▶ [DATA EXTRACT]
* * * * *

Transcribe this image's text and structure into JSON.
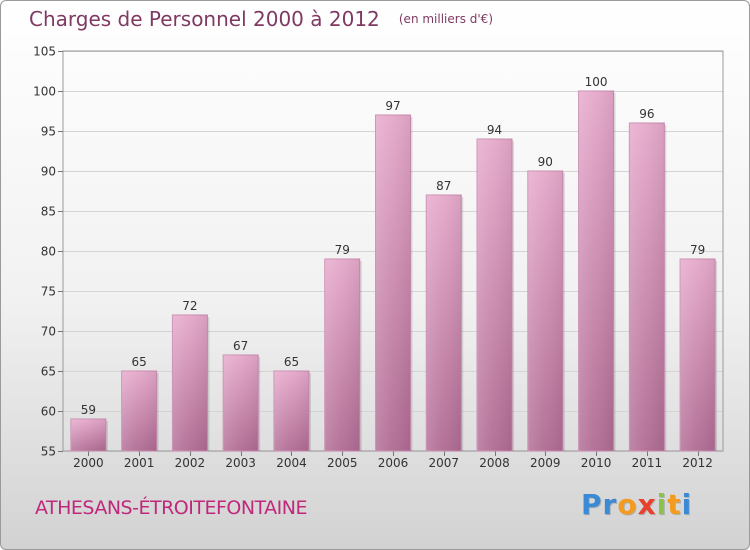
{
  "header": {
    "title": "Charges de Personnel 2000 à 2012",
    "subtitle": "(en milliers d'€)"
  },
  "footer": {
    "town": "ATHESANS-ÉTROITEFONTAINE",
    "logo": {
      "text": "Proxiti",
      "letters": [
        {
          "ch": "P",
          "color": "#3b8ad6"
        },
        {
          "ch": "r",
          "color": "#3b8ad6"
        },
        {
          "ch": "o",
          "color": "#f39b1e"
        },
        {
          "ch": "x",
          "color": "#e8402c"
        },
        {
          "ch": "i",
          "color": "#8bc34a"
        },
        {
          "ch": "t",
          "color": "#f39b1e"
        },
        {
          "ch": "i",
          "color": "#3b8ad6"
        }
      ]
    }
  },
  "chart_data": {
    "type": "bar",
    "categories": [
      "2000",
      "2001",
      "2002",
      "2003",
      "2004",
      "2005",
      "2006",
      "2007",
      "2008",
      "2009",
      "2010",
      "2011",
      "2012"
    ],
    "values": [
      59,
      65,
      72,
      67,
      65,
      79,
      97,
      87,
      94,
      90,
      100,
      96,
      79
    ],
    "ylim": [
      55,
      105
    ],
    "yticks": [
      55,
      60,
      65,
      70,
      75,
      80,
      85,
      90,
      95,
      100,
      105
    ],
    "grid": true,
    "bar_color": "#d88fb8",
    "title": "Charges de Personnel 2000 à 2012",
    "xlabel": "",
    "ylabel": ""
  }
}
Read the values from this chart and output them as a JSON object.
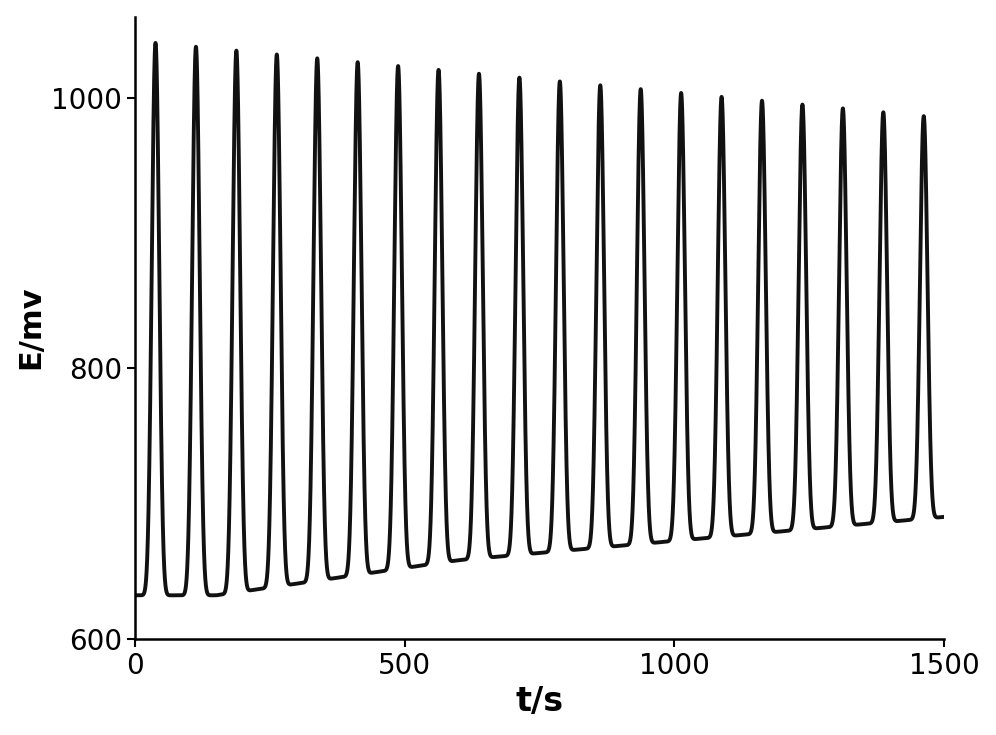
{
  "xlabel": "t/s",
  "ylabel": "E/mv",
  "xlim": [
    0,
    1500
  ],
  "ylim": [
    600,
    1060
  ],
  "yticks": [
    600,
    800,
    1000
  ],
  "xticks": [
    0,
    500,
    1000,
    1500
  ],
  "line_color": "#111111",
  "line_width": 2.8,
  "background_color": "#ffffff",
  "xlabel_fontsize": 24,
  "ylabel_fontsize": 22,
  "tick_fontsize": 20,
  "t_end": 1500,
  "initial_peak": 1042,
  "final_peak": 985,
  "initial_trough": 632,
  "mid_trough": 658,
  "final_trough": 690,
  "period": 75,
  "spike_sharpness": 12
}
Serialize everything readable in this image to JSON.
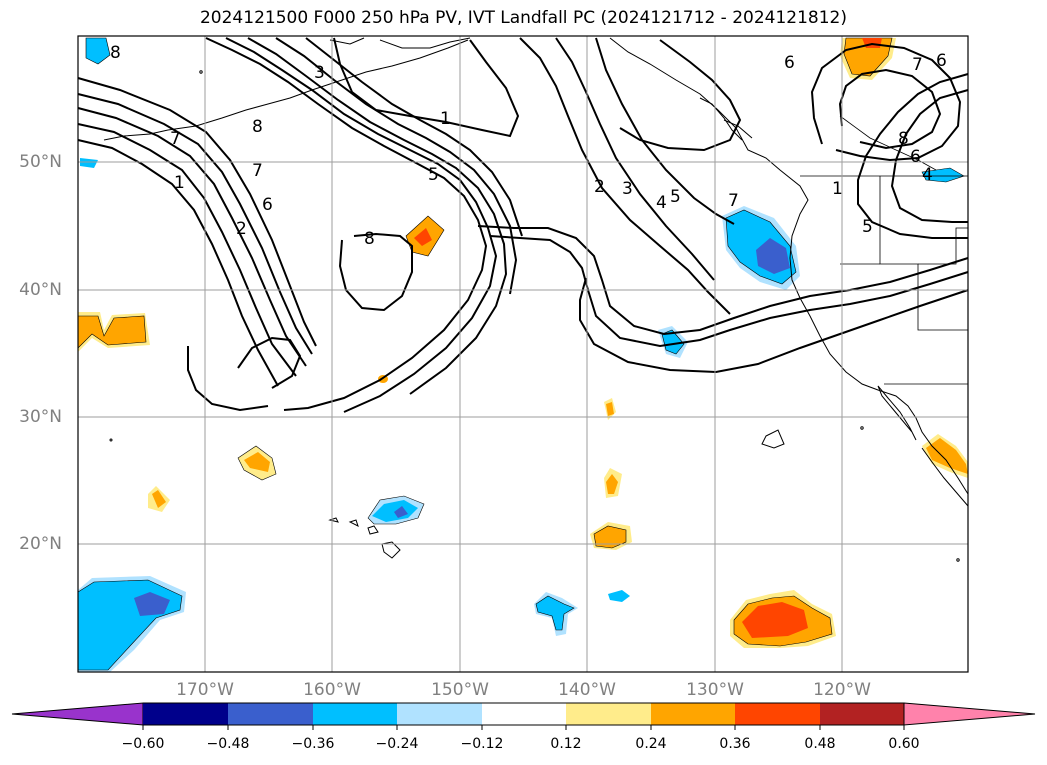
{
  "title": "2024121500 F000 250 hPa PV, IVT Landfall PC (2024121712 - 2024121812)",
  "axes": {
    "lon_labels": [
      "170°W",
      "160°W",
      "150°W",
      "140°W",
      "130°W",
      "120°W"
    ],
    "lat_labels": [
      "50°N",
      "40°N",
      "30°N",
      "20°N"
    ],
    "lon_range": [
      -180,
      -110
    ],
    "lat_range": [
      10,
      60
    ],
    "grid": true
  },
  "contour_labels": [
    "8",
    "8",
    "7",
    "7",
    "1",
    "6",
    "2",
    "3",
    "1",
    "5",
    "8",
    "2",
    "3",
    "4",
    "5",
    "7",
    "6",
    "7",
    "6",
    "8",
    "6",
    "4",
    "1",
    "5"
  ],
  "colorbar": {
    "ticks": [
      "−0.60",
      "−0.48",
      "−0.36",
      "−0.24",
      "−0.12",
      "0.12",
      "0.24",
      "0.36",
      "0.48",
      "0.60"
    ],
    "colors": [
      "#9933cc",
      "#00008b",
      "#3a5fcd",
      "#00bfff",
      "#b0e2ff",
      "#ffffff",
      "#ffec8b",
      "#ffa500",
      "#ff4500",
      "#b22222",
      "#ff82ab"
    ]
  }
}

* * * * *

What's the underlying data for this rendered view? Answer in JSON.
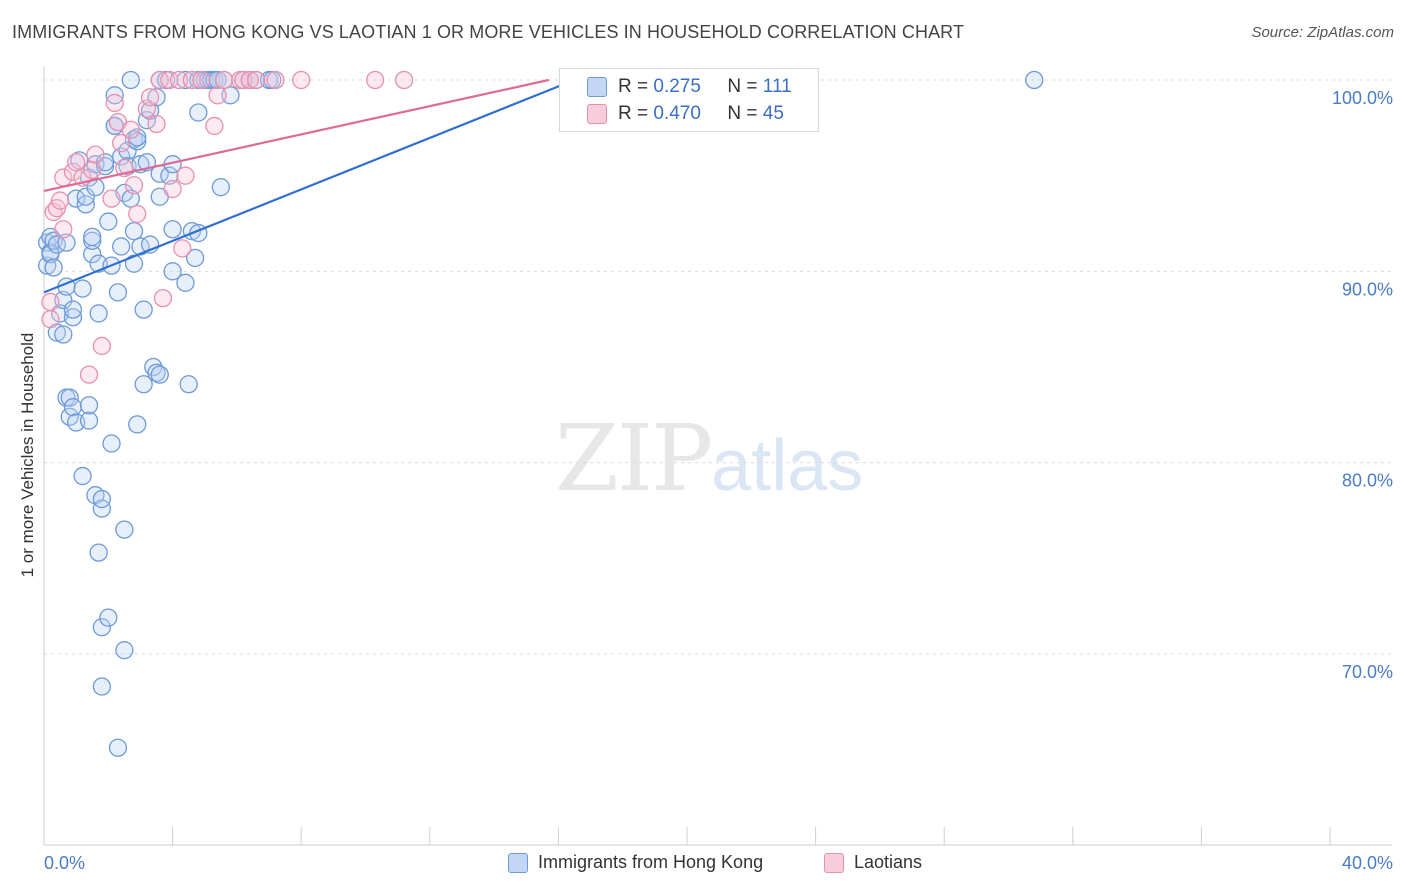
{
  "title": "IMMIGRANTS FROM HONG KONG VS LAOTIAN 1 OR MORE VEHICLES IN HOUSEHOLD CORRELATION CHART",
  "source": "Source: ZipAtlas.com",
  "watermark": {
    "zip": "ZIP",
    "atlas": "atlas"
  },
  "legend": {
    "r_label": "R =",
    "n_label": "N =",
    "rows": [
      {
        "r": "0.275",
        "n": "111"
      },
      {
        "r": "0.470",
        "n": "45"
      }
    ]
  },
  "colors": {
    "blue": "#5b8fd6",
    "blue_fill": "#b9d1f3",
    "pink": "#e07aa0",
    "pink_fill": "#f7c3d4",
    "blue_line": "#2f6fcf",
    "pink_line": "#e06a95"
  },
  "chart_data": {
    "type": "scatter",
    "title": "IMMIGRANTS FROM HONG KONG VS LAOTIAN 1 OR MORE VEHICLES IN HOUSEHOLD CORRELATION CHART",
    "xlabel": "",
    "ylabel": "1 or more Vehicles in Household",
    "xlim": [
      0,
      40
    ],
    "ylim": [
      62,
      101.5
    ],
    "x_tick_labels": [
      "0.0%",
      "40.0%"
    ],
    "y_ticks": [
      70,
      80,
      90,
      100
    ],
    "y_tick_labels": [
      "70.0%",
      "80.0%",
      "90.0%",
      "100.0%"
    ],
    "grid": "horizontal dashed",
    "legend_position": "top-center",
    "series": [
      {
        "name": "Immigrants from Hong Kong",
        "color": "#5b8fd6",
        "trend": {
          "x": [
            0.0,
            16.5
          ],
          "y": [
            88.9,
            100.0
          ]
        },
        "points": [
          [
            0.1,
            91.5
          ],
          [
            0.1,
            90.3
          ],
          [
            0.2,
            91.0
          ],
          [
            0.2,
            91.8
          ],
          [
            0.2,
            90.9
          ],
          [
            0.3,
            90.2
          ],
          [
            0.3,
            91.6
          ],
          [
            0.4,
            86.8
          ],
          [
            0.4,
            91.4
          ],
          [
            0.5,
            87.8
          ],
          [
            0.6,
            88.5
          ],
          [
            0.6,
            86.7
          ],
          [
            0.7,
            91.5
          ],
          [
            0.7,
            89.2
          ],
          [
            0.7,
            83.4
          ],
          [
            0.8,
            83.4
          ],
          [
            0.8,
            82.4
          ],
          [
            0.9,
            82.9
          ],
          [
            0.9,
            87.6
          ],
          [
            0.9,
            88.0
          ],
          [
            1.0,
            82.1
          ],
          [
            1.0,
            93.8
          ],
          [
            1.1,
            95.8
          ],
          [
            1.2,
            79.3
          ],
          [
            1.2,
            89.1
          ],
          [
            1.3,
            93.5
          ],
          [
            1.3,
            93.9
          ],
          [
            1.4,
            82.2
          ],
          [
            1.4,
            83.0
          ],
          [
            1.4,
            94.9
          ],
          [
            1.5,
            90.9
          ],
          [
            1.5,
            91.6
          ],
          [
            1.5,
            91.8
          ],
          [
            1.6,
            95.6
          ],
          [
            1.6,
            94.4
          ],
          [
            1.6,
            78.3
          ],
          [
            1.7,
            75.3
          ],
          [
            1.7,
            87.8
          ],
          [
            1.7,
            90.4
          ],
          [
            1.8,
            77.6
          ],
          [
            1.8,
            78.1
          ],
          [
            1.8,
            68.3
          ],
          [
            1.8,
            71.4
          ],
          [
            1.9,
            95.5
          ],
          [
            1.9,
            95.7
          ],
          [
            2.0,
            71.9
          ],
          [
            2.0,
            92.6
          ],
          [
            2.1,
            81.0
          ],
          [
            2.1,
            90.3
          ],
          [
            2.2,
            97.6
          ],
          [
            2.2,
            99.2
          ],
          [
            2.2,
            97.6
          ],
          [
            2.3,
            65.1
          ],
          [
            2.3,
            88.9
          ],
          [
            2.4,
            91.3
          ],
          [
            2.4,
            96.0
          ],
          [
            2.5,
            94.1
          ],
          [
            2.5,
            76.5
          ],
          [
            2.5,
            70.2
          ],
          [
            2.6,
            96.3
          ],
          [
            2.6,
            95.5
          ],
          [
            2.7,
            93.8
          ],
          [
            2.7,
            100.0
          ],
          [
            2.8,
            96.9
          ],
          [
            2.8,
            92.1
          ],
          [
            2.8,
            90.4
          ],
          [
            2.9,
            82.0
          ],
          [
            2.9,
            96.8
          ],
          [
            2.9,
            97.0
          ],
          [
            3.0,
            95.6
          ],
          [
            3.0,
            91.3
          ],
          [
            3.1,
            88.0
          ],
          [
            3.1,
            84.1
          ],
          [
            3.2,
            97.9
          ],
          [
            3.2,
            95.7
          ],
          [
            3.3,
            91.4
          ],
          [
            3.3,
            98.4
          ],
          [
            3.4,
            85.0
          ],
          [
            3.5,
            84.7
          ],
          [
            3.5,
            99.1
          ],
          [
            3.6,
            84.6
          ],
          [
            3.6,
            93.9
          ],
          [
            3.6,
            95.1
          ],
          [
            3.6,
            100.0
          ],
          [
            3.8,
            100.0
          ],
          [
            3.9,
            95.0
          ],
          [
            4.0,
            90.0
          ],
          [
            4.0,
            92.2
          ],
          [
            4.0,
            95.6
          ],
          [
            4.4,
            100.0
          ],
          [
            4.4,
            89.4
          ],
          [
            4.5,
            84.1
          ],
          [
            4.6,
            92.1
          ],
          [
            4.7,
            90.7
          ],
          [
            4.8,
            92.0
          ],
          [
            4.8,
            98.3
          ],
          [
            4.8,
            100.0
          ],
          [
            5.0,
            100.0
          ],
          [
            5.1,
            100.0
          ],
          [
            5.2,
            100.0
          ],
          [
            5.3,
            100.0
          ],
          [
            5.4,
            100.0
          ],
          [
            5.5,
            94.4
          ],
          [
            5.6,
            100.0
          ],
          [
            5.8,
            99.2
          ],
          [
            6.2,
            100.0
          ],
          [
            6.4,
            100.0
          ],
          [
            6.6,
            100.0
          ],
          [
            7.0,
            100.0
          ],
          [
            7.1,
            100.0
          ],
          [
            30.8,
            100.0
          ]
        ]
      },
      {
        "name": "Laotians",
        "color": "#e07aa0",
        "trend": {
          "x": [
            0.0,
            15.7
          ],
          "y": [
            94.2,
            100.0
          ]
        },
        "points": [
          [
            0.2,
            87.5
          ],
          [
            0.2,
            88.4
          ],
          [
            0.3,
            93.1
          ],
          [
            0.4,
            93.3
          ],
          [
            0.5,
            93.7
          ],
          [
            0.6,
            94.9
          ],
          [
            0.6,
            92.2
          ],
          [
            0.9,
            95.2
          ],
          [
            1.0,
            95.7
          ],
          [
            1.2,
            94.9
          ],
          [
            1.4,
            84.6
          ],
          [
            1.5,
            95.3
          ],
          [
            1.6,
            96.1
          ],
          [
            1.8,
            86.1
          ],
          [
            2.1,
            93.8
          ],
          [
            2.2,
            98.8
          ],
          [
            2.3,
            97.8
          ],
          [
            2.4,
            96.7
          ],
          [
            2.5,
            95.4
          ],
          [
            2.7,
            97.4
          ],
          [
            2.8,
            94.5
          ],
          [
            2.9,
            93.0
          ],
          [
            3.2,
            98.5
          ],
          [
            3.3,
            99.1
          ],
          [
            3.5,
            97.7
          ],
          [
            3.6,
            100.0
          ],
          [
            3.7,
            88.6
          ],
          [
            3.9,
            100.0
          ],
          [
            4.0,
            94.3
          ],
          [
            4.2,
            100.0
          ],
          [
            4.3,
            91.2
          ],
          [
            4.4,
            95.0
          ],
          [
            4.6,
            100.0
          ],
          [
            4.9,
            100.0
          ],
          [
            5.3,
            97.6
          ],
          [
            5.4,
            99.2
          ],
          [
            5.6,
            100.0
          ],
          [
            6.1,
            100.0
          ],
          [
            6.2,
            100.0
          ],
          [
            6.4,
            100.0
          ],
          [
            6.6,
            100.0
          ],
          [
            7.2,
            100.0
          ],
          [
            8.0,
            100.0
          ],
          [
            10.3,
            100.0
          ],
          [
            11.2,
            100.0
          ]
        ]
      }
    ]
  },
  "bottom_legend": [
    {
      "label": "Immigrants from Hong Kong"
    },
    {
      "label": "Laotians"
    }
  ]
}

* * * * *

▶ [THE PROBLEM] Count the lines in the records above that contain the word "values", and reply with only that number.

▶ [TASK RESULT] 2